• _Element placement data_
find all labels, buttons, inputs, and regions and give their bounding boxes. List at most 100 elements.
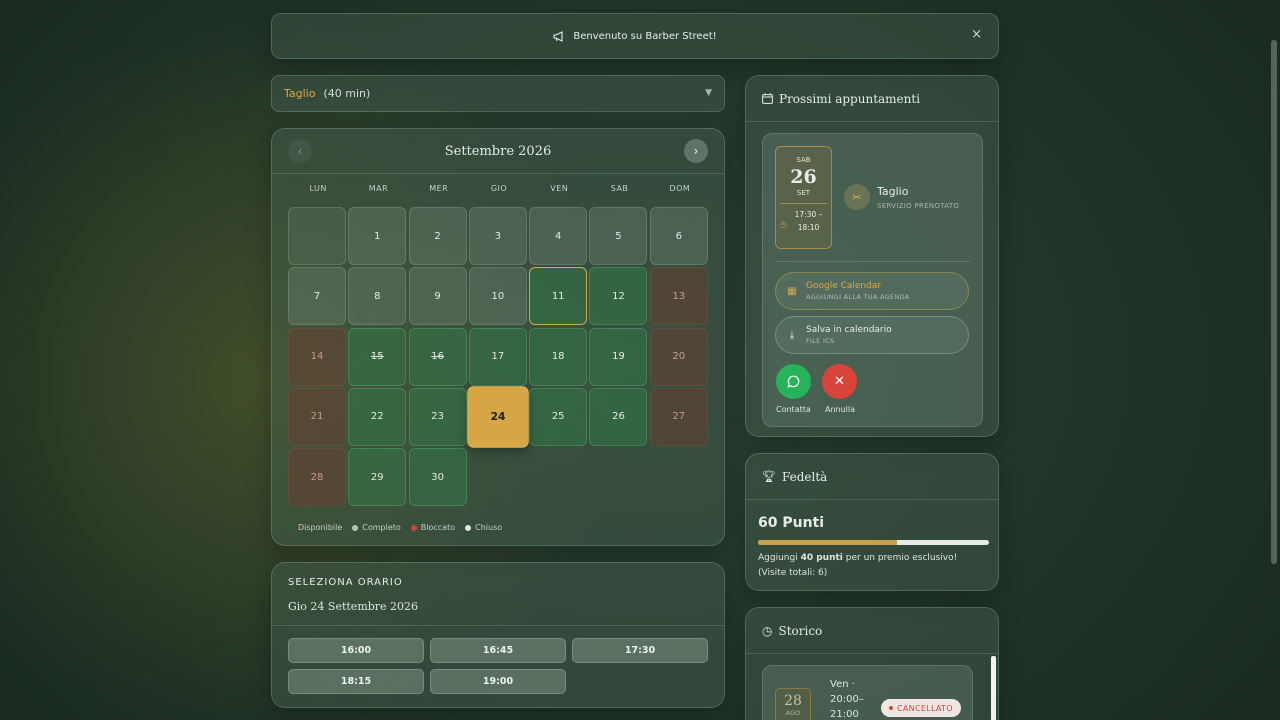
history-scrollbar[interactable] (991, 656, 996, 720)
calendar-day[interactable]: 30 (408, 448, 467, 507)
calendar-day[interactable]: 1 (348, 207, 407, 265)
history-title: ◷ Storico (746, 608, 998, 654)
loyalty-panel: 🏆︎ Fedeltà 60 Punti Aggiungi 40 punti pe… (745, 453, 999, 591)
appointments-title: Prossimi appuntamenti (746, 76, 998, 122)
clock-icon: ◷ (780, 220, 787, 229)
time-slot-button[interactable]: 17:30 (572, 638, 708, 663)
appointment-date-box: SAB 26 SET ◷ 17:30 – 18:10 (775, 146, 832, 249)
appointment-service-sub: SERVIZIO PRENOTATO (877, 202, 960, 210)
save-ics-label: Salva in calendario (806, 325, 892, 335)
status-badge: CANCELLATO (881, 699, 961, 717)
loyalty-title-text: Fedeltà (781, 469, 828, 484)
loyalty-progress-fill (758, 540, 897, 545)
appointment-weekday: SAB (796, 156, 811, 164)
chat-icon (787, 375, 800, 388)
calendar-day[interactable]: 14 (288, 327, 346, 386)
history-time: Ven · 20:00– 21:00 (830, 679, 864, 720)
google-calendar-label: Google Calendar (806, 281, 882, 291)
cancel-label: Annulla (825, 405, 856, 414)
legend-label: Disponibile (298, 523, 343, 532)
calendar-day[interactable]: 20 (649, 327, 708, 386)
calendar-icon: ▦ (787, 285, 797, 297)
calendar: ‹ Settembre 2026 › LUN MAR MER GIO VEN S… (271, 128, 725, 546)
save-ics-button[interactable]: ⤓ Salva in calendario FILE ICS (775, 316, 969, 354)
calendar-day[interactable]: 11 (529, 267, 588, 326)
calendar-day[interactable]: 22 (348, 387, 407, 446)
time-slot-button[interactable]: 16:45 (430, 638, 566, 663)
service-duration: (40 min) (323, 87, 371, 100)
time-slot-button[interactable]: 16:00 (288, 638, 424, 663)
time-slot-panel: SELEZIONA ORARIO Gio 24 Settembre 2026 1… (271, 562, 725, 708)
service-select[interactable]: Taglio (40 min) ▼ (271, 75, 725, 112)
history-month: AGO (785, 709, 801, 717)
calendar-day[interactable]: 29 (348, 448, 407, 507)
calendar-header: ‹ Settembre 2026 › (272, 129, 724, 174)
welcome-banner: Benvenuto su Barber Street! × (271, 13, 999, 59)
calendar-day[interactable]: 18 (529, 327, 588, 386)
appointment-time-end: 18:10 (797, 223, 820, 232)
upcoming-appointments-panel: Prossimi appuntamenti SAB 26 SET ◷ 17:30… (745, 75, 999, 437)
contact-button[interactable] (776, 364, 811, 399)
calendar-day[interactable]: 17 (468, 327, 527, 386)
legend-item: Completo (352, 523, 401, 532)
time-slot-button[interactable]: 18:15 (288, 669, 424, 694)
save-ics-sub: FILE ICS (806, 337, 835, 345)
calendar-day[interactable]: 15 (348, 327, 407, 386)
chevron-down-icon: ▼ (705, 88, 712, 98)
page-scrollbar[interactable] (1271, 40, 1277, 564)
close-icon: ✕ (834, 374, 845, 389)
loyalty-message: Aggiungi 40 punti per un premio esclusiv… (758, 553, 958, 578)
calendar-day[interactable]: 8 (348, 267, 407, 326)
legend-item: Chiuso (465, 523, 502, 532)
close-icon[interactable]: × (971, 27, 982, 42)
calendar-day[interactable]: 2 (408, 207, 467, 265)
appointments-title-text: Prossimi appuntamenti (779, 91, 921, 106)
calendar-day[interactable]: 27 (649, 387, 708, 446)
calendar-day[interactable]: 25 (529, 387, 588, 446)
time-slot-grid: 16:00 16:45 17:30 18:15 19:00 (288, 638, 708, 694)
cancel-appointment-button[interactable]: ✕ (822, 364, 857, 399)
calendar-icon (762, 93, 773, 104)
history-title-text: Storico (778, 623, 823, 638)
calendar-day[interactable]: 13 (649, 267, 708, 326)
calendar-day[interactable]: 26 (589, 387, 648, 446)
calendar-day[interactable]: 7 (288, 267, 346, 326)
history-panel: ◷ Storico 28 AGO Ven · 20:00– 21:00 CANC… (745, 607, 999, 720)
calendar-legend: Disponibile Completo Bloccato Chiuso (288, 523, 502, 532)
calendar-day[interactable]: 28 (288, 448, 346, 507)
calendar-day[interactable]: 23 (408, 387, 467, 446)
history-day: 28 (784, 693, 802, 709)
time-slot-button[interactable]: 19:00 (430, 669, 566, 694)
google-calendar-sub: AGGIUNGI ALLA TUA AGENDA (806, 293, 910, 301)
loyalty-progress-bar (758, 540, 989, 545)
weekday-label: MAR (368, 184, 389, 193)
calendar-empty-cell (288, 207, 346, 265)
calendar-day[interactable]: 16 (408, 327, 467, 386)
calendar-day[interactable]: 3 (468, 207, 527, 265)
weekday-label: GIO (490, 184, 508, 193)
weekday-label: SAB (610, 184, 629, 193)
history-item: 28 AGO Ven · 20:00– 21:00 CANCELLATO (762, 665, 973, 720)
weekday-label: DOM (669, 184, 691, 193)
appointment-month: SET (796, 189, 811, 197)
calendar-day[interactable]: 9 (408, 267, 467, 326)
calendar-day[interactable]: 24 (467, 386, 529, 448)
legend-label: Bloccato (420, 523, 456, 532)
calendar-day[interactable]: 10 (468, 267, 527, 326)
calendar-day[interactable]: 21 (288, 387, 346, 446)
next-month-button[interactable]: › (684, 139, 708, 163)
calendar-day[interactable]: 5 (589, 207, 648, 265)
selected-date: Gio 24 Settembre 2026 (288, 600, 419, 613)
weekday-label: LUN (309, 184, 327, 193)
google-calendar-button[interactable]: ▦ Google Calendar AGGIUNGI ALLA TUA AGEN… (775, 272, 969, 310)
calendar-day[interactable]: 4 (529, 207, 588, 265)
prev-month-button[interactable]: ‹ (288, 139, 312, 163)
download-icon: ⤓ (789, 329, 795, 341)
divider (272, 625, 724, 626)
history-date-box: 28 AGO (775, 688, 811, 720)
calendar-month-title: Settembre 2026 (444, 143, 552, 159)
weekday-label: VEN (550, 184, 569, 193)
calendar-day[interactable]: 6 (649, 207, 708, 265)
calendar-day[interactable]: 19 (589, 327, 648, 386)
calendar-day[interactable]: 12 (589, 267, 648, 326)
==
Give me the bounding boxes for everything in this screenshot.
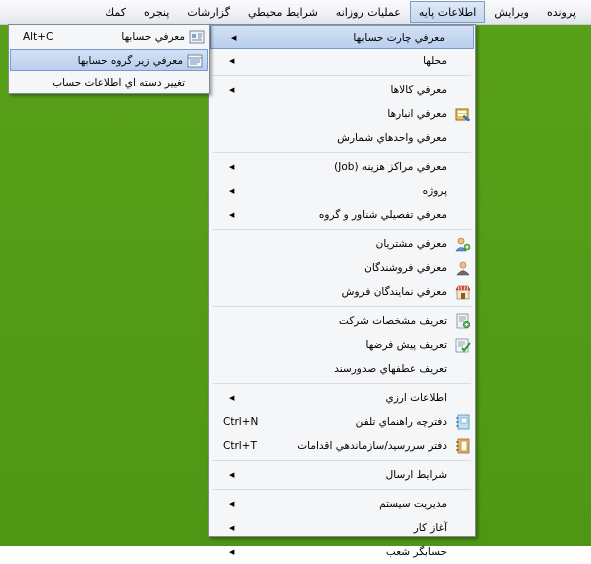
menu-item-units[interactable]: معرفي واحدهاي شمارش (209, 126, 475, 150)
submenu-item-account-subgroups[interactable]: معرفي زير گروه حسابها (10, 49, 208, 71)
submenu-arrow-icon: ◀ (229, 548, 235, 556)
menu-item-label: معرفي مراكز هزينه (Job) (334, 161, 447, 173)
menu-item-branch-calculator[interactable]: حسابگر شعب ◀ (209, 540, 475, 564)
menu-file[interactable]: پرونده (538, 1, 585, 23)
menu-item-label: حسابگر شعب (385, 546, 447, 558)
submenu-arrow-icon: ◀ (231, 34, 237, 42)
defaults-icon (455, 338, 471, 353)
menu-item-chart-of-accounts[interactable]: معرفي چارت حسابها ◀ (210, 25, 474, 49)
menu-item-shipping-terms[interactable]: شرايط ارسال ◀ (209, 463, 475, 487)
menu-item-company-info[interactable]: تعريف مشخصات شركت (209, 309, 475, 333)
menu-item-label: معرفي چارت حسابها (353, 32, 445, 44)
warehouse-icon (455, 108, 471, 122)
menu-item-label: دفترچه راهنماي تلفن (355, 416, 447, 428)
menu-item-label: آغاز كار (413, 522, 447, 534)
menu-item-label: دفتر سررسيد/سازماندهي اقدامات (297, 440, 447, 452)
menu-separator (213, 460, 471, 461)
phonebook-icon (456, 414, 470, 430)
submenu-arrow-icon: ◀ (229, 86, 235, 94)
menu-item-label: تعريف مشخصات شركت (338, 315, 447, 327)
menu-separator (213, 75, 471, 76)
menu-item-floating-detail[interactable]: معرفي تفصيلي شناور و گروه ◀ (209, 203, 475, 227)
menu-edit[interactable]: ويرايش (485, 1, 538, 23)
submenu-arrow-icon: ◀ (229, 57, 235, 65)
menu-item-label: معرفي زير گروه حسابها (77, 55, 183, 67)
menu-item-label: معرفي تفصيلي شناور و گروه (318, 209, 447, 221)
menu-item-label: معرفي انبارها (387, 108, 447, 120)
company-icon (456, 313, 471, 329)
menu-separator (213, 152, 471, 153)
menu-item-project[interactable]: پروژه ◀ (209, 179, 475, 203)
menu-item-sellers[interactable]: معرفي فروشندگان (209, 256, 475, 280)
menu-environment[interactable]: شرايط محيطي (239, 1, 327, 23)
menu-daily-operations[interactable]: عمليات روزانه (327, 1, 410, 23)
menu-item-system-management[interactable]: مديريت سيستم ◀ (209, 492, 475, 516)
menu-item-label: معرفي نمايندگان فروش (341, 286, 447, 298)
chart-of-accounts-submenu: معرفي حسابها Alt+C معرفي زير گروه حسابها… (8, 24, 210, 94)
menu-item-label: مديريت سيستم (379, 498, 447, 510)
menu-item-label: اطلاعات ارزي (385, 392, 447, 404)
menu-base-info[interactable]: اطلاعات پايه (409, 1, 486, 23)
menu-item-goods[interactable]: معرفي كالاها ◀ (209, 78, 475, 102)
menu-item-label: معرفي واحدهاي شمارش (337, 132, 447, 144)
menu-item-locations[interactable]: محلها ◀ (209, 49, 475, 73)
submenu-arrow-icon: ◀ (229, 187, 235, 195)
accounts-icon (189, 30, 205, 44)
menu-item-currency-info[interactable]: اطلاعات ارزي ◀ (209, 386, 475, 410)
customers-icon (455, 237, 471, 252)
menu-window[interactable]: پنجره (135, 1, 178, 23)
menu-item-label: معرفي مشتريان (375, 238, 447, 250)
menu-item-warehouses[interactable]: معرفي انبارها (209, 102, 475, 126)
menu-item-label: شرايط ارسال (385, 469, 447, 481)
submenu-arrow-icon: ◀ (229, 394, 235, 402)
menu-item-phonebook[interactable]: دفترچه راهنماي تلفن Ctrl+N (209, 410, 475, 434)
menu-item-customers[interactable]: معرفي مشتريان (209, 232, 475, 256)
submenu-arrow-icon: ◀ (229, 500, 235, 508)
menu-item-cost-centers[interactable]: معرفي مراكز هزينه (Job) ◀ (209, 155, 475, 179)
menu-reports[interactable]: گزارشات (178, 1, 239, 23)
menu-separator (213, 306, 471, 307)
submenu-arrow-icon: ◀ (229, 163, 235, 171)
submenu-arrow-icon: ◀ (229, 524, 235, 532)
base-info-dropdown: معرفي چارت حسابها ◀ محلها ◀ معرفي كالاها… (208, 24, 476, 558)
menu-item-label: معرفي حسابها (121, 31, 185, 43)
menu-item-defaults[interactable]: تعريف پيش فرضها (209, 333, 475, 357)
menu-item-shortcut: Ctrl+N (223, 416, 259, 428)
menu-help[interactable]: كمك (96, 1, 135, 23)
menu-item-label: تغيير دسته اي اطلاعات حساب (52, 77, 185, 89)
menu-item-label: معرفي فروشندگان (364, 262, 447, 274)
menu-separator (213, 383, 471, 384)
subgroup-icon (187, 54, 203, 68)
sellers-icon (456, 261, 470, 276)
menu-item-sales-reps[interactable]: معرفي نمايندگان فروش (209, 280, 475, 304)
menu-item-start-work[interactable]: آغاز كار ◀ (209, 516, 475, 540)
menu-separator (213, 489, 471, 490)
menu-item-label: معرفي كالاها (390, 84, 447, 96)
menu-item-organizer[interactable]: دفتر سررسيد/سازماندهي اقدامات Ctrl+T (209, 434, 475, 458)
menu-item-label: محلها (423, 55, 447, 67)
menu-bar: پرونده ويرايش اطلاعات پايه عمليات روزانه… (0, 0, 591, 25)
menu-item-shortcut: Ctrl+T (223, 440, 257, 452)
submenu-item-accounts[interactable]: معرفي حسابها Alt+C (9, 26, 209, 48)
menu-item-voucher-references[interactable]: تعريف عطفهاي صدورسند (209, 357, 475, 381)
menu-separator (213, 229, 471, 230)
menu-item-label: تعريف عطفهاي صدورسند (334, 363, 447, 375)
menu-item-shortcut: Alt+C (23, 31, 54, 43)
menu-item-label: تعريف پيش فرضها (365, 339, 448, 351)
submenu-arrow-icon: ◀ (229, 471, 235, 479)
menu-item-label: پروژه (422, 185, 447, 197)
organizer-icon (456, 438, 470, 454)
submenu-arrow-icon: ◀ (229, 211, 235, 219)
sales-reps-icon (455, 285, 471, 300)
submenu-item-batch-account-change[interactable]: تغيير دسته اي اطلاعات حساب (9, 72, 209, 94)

• _Task_
Could you copy out, word for word, the lines of the entries starting with the line containing "history-scrollbar[interactable] (991, 656, 996, 720)" and going on through the line containing "loyalty-title-text: Fedeltà (781, 469, 828, 484)"?

• _Completed task_
history-scrollbar[interactable] (991, 656, 996, 720)
calendar-day[interactable]: 30 (408, 448, 467, 507)
calendar-day[interactable]: 1 (348, 207, 407, 265)
history-title: ◷ Storico (746, 608, 998, 654)
loyalty-panel: 🏆︎ Fedeltà 60 Punti Aggiungi 40 punti pe… (745, 453, 999, 591)
appointments-title: Prossimi appuntamenti (746, 76, 998, 122)
clock-icon: ◷ (780, 220, 787, 229)
time-slot-button[interactable]: 17:30 (572, 638, 708, 663)
appointment-date-box: SAB 26 SET ◷ 17:30 – 18:10 (775, 146, 832, 249)
appointment-service-sub: SERVIZIO PRENOTATO (877, 202, 960, 210)
save-ics-label: Salva in calendario (806, 325, 892, 335)
status-badge: CANCELLATO (881, 699, 961, 717)
loyalty-title-text: Fedeltà (781, 469, 828, 484)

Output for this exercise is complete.